> **Your goal**
Scan the data for "background" and copy the lines it appears in.

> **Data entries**
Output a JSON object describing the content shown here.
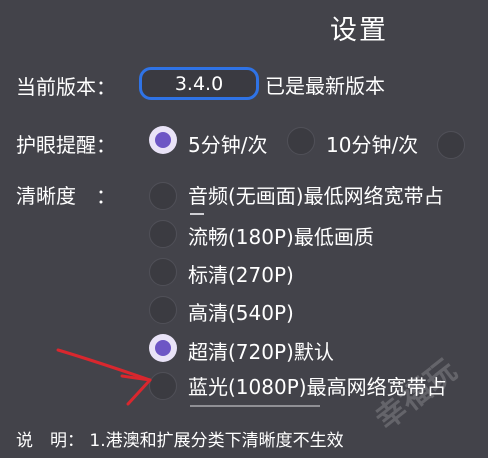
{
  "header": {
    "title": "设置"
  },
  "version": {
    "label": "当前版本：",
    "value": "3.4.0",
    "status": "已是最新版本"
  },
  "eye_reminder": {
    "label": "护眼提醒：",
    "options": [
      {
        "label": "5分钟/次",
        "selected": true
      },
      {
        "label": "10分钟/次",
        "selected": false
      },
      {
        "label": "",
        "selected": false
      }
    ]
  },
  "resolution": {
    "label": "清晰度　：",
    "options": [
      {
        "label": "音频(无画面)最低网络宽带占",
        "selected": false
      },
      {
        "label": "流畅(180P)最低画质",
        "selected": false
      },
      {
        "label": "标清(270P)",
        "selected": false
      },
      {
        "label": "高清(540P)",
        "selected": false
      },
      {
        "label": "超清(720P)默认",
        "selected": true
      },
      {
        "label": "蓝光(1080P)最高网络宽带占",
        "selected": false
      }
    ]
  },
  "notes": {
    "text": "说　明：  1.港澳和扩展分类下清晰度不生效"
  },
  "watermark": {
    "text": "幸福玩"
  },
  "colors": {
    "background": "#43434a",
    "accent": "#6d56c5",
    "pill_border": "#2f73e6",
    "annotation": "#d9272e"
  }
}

--

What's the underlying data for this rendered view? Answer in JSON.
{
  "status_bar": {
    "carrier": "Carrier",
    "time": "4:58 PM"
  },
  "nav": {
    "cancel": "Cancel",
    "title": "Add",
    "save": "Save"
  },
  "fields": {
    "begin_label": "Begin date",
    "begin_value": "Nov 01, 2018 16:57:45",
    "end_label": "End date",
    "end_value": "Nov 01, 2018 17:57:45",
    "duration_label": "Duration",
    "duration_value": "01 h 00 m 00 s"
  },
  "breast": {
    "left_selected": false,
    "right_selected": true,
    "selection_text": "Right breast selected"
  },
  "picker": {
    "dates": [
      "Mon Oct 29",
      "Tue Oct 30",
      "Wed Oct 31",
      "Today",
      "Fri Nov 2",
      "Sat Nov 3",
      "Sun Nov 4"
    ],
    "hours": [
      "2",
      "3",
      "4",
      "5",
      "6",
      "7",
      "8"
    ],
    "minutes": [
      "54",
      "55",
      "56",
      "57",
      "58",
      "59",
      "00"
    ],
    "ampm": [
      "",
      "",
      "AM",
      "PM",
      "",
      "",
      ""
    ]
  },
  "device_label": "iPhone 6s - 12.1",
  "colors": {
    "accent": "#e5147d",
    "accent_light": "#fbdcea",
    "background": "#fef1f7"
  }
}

> **Completed task**
    "background": "#43434a",
    "background": "#fef1f7"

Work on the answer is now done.